What is expected
Locate the lines where "wsdistricts" occurs and copy them as they stand.

Provided records
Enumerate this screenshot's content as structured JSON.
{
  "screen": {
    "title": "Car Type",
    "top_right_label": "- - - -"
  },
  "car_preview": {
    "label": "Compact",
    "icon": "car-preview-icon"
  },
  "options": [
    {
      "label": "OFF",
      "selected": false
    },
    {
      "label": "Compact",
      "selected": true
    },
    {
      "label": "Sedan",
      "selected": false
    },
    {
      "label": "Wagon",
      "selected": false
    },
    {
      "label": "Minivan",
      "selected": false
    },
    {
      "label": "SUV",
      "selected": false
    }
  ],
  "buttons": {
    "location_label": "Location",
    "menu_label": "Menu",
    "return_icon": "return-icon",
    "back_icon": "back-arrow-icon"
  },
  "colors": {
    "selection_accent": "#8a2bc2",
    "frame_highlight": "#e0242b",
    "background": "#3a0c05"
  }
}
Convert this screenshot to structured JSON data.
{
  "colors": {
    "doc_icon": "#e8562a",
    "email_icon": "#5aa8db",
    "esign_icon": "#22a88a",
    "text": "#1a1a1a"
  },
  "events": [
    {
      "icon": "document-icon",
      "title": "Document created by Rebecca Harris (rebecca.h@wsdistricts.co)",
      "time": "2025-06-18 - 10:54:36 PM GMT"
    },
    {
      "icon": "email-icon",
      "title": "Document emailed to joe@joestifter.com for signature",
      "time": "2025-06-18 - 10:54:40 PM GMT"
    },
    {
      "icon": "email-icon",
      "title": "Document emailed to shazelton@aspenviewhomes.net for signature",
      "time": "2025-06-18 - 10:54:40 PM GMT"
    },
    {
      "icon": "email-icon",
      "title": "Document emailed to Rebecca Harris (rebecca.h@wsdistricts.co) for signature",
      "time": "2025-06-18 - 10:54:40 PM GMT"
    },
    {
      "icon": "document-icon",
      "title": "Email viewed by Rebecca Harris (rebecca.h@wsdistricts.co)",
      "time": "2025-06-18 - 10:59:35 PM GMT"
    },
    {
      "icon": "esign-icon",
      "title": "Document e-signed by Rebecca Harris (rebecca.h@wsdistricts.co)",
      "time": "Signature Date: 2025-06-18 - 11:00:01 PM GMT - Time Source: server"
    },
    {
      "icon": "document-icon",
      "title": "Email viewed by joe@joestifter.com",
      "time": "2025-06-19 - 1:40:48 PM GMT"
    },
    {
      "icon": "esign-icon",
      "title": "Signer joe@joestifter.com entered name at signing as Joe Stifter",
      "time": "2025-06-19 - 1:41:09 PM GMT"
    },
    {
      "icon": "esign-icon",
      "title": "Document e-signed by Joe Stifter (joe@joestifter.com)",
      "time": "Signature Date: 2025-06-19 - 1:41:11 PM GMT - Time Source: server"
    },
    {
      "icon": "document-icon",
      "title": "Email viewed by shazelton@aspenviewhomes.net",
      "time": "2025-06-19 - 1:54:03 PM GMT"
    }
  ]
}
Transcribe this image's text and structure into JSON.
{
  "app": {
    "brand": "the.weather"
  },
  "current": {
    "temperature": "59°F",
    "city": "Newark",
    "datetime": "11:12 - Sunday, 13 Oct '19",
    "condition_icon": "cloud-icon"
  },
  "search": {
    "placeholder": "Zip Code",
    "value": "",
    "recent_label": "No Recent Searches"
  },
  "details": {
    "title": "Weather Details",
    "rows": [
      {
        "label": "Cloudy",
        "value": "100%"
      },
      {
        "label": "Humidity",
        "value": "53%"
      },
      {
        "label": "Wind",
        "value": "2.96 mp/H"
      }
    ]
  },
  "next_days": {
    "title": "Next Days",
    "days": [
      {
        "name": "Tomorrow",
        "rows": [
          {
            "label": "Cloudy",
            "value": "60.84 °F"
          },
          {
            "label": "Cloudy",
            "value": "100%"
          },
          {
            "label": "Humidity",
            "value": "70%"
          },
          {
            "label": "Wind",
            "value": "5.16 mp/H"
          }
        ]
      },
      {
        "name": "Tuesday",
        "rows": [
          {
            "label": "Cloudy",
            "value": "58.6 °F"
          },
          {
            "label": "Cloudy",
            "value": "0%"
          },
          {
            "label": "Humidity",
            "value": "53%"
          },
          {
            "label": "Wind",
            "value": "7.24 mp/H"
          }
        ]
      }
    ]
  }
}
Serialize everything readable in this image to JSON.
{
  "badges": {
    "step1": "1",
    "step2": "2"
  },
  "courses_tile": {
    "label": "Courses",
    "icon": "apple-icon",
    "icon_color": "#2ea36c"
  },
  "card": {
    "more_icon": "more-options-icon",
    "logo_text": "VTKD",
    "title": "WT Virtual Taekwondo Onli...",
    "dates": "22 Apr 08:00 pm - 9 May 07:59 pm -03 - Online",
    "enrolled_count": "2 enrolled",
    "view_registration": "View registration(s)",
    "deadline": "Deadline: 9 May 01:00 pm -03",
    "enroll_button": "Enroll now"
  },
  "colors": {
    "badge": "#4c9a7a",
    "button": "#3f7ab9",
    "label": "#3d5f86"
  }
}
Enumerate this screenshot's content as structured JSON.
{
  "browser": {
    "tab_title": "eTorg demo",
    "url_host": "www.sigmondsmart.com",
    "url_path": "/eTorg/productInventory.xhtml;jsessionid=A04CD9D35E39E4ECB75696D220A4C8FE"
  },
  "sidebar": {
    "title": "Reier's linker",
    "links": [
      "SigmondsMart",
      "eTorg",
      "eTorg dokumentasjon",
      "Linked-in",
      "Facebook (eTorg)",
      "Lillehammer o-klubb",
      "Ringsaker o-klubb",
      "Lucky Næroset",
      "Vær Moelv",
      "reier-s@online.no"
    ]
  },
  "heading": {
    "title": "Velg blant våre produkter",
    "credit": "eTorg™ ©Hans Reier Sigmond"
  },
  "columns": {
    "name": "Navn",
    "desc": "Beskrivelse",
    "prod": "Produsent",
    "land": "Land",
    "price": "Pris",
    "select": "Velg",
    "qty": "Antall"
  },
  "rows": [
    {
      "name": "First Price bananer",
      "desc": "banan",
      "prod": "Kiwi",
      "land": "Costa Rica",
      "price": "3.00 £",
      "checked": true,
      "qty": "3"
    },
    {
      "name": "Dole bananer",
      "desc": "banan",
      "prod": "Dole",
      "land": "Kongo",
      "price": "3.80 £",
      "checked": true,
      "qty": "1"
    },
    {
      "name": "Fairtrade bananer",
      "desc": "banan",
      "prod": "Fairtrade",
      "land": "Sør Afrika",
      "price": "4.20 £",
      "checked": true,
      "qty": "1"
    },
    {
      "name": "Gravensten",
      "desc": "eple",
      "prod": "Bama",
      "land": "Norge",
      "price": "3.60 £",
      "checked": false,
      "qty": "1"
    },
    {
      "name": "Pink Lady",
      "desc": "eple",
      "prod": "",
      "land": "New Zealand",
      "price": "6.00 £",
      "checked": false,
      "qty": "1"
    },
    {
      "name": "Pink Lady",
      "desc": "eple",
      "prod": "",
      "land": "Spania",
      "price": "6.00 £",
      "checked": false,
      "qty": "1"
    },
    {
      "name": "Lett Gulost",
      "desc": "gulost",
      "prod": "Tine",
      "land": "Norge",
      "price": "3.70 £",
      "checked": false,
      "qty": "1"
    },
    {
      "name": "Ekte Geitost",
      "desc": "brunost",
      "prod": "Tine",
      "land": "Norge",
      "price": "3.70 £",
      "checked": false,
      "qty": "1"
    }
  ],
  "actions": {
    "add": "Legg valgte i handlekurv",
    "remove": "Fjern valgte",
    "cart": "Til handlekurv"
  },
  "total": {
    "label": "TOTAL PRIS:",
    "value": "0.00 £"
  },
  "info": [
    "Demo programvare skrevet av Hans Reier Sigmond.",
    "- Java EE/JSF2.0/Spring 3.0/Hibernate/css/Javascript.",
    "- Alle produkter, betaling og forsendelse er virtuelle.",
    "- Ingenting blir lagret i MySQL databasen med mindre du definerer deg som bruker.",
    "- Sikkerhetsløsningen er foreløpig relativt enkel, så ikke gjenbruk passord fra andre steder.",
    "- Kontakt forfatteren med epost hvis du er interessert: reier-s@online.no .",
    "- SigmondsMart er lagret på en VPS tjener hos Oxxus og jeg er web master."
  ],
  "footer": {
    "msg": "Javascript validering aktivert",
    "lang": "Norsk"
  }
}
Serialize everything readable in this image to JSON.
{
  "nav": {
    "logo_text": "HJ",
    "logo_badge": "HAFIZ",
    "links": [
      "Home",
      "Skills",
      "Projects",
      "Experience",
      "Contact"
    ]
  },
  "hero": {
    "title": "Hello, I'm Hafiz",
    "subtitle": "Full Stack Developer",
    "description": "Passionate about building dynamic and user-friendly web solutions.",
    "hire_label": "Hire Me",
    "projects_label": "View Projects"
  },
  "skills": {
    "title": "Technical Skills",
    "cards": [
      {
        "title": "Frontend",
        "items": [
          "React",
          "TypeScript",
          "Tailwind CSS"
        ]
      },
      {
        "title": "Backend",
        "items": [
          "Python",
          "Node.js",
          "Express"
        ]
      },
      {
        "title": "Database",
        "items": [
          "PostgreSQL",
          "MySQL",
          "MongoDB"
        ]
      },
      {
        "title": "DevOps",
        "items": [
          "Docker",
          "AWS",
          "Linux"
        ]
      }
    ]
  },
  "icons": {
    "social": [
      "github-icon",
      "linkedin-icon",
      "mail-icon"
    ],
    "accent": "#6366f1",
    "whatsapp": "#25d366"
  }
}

Complete output
      "title": "Document created by Rebecca Harris (rebecca.h@wsdistricts.co)",
      "title": "Document emailed to Rebecca Harris (rebecca.h@wsdistricts.co) for signature",
      "title": "Email viewed by Rebecca Harris (rebecca.h@wsdistricts.co)",
      "title": "Document e-signed by Rebecca Harris (rebecca.h@wsdistricts.co)",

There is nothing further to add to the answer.